(A block of data)
───

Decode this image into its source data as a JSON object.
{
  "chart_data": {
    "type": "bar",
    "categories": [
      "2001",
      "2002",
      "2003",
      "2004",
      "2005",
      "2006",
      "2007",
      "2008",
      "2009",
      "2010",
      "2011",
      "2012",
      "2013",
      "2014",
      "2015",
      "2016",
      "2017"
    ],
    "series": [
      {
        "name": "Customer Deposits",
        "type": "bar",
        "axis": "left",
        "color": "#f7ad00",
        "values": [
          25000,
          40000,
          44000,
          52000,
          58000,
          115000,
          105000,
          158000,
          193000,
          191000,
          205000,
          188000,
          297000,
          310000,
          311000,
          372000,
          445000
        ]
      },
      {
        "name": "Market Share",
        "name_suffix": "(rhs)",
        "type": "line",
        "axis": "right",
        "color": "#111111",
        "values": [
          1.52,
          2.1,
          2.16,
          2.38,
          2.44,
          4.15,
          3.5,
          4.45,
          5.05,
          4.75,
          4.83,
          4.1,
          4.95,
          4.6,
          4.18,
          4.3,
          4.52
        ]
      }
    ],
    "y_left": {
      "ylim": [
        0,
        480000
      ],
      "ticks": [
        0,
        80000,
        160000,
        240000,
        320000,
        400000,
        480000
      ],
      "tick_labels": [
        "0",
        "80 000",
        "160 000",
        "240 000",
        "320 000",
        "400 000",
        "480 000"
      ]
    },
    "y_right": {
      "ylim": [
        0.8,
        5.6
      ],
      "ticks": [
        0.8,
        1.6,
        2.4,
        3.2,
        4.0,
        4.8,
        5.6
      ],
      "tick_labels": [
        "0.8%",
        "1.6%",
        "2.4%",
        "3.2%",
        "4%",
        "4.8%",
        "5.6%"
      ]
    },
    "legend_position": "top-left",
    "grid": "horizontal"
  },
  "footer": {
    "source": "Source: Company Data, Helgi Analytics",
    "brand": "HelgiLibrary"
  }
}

───

■ **What is being asked**:
Restate every line of the data word for word.

■ **Solution to the exercise**:
Decode this image into its source data as a JSON object.
{
  "chart_data": {
    "type": "bar",
    "categories": [
      "2001",
      "2002",
      "2003",
      "2004",
      "2005",
      "2006",
      "2007",
      "2008",
      "2009",
      "2010",
      "2011",
      "2012",
      "2013",
      "2014",
      "2015",
      "2016",
      "2017"
    ],
    "series": [
      {
        "name": "Customer Deposits",
        "type": "bar",
        "axis": "left",
        "color": "#f7ad00",
        "values": [
          25000,
          40000,
          44000,
          52000,
          58000,
          115000,
          105000,
          158000,
          193000,
          191000,
          205000,
          188000,
          297000,
          310000,
          311000,
          372000,
          445000
        ]
      },
      {
        "name": "Market Share",
        "name_suffix": "(rhs)",
        "type": "line",
        "axis": "right",
        "color": "#111111",
        "values": [
          1.52,
          2.1,
          2.16,
          2.38,
          2.44,
          4.15,
          3.5,
          4.45,
          5.05,
          4.75,
          4.83,
          4.1,
          4.95,
          4.6,
          4.18,
          4.3,
          4.52
        ]
      }
    ],
    "y_left": {
      "ylim": [
        0,
        480000
      ],
      "ticks": [
        0,
        80000,
        160000,
        240000,
        320000,
        400000,
        480000
      ],
      "tick_labels": [
        "0",
        "80 000",
        "160 000",
        "240 000",
        "320 000",
        "400 000",
        "480 000"
      ]
    },
    "y_right": {
      "ylim": [
        0.8,
        5.6
      ],
      "ticks": [
        0.8,
        1.6,
        2.4,
        3.2,
        4.0,
        4.8,
        5.6
      ],
      "tick_labels": [
        "0.8%",
        "1.6%",
        "2.4%",
        "3.2%",
        "4%",
        "4.8%",
        "5.6%"
      ]
    },
    "legend_position": "top-left",
    "grid": "horizontal"
  },
  "footer": {
    "source": "Source: Company Data, Helgi Analytics",
    "brand": "HelgiLibrary"
  }
}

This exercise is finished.